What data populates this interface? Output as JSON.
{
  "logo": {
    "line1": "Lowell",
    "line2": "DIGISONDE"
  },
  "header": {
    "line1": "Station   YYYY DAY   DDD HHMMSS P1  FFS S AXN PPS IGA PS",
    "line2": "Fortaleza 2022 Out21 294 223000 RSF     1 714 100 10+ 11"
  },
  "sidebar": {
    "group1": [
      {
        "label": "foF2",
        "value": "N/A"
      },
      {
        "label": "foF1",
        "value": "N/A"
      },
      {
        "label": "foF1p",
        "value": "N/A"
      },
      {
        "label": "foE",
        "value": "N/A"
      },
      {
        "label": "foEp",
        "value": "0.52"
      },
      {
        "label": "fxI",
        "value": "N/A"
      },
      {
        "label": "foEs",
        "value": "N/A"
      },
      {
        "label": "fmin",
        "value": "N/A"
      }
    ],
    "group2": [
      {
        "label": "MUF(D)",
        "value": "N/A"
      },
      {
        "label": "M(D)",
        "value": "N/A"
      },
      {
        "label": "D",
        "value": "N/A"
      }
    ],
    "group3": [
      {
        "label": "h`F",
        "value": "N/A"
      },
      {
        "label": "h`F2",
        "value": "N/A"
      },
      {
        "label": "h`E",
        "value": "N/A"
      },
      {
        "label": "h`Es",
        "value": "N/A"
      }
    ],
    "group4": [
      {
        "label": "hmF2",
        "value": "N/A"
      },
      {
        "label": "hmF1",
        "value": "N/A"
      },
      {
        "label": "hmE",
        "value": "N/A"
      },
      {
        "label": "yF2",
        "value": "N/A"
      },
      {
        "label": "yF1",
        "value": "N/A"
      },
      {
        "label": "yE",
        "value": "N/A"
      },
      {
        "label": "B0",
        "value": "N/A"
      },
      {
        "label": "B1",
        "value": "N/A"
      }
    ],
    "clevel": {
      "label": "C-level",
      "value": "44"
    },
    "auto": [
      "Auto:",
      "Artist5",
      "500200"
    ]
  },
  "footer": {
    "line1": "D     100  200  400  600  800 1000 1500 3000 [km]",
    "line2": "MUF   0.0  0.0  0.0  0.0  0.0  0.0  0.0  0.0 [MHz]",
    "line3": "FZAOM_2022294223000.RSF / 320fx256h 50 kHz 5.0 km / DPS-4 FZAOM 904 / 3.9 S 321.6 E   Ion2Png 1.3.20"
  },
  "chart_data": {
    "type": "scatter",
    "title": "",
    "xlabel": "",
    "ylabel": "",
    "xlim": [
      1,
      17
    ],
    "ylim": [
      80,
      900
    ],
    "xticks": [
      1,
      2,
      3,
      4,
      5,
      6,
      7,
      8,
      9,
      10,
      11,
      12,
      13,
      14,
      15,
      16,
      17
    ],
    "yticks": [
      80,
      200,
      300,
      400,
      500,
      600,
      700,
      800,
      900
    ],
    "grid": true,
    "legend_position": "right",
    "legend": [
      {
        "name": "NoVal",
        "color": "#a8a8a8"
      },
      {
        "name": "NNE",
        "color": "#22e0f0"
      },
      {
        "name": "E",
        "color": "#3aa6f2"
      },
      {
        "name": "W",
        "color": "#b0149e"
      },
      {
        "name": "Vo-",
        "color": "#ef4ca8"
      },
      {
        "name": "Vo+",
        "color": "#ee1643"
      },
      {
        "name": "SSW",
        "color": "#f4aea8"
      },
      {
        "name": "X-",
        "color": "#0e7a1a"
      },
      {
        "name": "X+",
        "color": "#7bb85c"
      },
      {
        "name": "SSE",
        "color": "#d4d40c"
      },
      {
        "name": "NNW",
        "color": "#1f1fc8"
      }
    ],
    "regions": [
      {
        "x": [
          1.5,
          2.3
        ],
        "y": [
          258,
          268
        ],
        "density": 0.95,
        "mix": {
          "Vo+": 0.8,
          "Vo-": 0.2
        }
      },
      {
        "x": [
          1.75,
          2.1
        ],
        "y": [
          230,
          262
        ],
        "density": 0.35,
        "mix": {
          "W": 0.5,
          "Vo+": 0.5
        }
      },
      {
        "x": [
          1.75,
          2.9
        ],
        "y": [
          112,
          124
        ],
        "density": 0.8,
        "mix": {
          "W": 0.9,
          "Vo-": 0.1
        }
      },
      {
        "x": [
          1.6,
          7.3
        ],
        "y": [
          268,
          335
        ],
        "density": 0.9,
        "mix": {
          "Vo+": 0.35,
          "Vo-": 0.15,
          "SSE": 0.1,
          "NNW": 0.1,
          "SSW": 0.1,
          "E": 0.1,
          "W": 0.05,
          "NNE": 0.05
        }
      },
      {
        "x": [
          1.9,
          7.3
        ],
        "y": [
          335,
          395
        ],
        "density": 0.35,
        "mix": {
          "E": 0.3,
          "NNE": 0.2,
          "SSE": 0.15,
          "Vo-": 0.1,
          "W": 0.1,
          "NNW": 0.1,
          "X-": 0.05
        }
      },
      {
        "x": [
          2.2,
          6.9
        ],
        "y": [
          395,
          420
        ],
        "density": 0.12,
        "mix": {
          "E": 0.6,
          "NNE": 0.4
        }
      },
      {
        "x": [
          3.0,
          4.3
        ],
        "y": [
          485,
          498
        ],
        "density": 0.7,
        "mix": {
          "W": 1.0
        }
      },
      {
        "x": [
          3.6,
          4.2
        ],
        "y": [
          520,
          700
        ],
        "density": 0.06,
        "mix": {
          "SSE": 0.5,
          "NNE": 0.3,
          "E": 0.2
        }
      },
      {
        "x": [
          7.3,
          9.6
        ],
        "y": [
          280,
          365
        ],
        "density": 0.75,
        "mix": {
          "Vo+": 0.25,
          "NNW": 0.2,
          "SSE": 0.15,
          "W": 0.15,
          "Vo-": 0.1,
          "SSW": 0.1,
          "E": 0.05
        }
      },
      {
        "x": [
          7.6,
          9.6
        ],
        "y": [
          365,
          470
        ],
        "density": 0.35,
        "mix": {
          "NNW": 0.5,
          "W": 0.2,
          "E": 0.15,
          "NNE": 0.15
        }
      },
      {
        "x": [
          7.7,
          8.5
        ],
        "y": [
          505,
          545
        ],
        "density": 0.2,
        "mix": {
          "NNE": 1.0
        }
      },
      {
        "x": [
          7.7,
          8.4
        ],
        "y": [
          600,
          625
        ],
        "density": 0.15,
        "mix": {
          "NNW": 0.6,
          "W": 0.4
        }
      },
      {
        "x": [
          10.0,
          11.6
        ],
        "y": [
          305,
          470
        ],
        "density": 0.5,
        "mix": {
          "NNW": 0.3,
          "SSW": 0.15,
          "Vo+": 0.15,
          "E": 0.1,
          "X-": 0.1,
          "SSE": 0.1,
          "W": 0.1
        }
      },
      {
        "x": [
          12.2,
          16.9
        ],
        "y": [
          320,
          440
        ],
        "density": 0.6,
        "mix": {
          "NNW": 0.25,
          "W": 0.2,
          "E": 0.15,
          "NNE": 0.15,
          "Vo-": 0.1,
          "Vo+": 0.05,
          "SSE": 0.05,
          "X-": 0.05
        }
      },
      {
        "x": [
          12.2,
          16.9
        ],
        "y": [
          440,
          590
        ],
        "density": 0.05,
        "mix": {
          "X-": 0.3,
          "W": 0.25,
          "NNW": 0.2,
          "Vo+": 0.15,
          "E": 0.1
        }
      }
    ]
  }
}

▸ Task brief: Copy out each record exactly as given, omitting none.

▸ Exercise answer:
What data populates this interface? Output as JSON.
{
  "logo": {
    "line1": "Lowell",
    "line2": "DIGISONDE"
  },
  "header": {
    "line1": "Station   YYYY DAY   DDD HHMMSS P1  FFS S AXN PPS IGA PS",
    "line2": "Fortaleza 2022 Out21 294 223000 RSF     1 714 100 10+ 11"
  },
  "sidebar": {
    "group1": [
      {
        "label": "foF2",
        "value": "N/A"
      },
      {
        "label": "foF1",
        "value": "N/A"
      },
      {
        "label": "foF1p",
        "value": "N/A"
      },
      {
        "label": "foE",
        "value": "N/A"
      },
      {
        "label": "foEp",
        "value": "0.52"
      },
      {
        "label": "fxI",
        "value": "N/A"
      },
      {
        "label": "foEs",
        "value": "N/A"
      },
      {
        "label": "fmin",
        "value": "N/A"
      }
    ],
    "group2": [
      {
        "label": "MUF(D)",
        "value": "N/A"
      },
      {
        "label": "M(D)",
        "value": "N/A"
      },
      {
        "label": "D",
        "value": "N/A"
      }
    ],
    "group3": [
      {
        "label": "h`F",
        "value": "N/A"
      },
      {
        "label": "h`F2",
        "value": "N/A"
      },
      {
        "label": "h`E",
        "value": "N/A"
      },
      {
        "label": "h`Es",
        "value": "N/A"
      }
    ],
    "group4": [
      {
        "label": "hmF2",
        "value": "N/A"
      },
      {
        "label": "hmF1",
        "value": "N/A"
      },
      {
        "label": "hmE",
        "value": "N/A"
      },
      {
        "label": "yF2",
        "value": "N/A"
      },
      {
        "label": "yF1",
        "value": "N/A"
      },
      {
        "label": "yE",
        "value": "N/A"
      },
      {
        "label": "B0",
        "value": "N/A"
      },
      {
        "label": "B1",
        "value": "N/A"
      }
    ],
    "clevel": {
      "label": "C-level",
      "value": "44"
    },
    "auto": [
      "Auto:",
      "Artist5",
      "500200"
    ]
  },
  "footer": {
    "line1": "D     100  200  400  600  800 1000 1500 3000 [km]",
    "line2": "MUF   0.0  0.0  0.0  0.0  0.0  0.0  0.0  0.0 [MHz]",
    "line3": "FZAOM_2022294223000.RSF / 320fx256h 50 kHz 5.0 km / DPS-4 FZAOM 904 / 3.9 S 321.6 E   Ion2Png 1.3.20"
  },
  "chart_data": {
    "type": "scatter",
    "title": "",
    "xlabel": "",
    "ylabel": "",
    "xlim": [
      1,
      17
    ],
    "ylim": [
      80,
      900
    ],
    "xticks": [
      1,
      2,
      3,
      4,
      5,
      6,
      7,
      8,
      9,
      10,
      11,
      12,
      13,
      14,
      15,
      16,
      17
    ],
    "yticks": [
      80,
      200,
      300,
      400,
      500,
      600,
      700,
      800,
      900
    ],
    "grid": true,
    "legend_position": "right",
    "legend": [
      {
        "name": "NoVal",
        "color": "#a8a8a8"
      },
      {
        "name": "NNE",
        "color": "#22e0f0"
      },
      {
        "name": "E",
        "color": "#3aa6f2"
      },
      {
        "name": "W",
        "color": "#b0149e"
      },
      {
        "name": "Vo-",
        "color": "#ef4ca8"
      },
      {
        "name": "Vo+",
        "color": "#ee1643"
      },
      {
        "name": "SSW",
        "color": "#f4aea8"
      },
      {
        "name": "X-",
        "color": "#0e7a1a"
      },
      {
        "name": "X+",
        "color": "#7bb85c"
      },
      {
        "name": "SSE",
        "color": "#d4d40c"
      },
      {
        "name": "NNW",
        "color": "#1f1fc8"
      }
    ],
    "regions": [
      {
        "x": [
          1.5,
          2.3
        ],
        "y": [
          258,
          268
        ],
        "density": 0.95,
        "mix": {
          "Vo+": 0.8,
          "Vo-": 0.2
        }
      },
      {
        "x": [
          1.75,
          2.1
        ],
        "y": [
          230,
          262
        ],
        "density": 0.35,
        "mix": {
          "W": 0.5,
          "Vo+": 0.5
        }
      },
      {
        "x": [
          1.75,
          2.9
        ],
        "y": [
          112,
          124
        ],
        "density": 0.8,
        "mix": {
          "W": 0.9,
          "Vo-": 0.1
        }
      },
      {
        "x": [
          1.6,
          7.3
        ],
        "y": [
          268,
          335
        ],
        "density": 0.9,
        "mix": {
          "Vo+": 0.35,
          "Vo-": 0.15,
          "SSE": 0.1,
          "NNW": 0.1,
          "SSW": 0.1,
          "E": 0.1,
          "W": 0.05,
          "NNE": 0.05
        }
      },
      {
        "x": [
          1.9,
          7.3
        ],
        "y": [
          335,
          395
        ],
        "density": 0.35,
        "mix": {
          "E": 0.3,
          "NNE": 0.2,
          "SSE": 0.15,
          "Vo-": 0.1,
          "W": 0.1,
          "NNW": 0.1,
          "X-": 0.05
        }
      },
      {
        "x": [
          2.2,
          6.9
        ],
        "y": [
          395,
          420
        ],
        "density": 0.12,
        "mix": {
          "E": 0.6,
          "NNE": 0.4
        }
      },
      {
        "x": [
          3.0,
          4.3
        ],
        "y": [
          485,
          498
        ],
        "density": 0.7,
        "mix": {
          "W": 1.0
        }
      },
      {
        "x": [
          3.6,
          4.2
        ],
        "y": [
          520,
          700
        ],
        "density": 0.06,
        "mix": {
          "SSE": 0.5,
          "NNE": 0.3,
          "E": 0.2
        }
      },
      {
        "x": [
          7.3,
          9.6
        ],
        "y": [
          280,
          365
        ],
        "density": 0.75,
        "mix": {
          "Vo+": 0.25,
          "NNW": 0.2,
          "SSE": 0.15,
          "W": 0.15,
          "Vo-": 0.1,
          "SSW": 0.1,
          "E": 0.05
        }
      },
      {
        "x": [
          7.6,
          9.6
        ],
        "y": [
          365,
          470
        ],
        "density": 0.35,
        "mix": {
          "NNW": 0.5,
          "W": 0.2,
          "E": 0.15,
          "NNE": 0.15
        }
      },
      {
        "x": [
          7.7,
          8.5
        ],
        "y": [
          505,
          545
        ],
        "density": 0.2,
        "mix": {
          "NNE": 1.0
        }
      },
      {
        "x": [
          7.7,
          8.4
        ],
        "y": [
          600,
          625
        ],
        "density": 0.15,
        "mix": {
          "NNW": 0.6,
          "W": 0.4
        }
      },
      {
        "x": [
          10.0,
          11.6
        ],
        "y": [
          305,
          470
        ],
        "density": 0.5,
        "mix": {
          "NNW": 0.3,
          "SSW": 0.15,
          "Vo+": 0.15,
          "E": 0.1,
          "X-": 0.1,
          "SSE": 0.1,
          "W": 0.1
        }
      },
      {
        "x": [
          12.2,
          16.9
        ],
        "y": [
          320,
          440
        ],
        "density": 0.6,
        "mix": {
          "NNW": 0.25,
          "W": 0.2,
          "E": 0.15,
          "NNE": 0.15,
          "Vo-": 0.1,
          "Vo+": 0.05,
          "SSE": 0.05,
          "X-": 0.05
        }
      },
      {
        "x": [
          12.2,
          16.9
        ],
        "y": [
          440,
          590
        ],
        "density": 0.05,
        "mix": {
          "X-": 0.3,
          "W": 0.25,
          "NNW": 0.2,
          "Vo+": 0.15,
          "E": 0.1
        }
      }
    ]
  }
}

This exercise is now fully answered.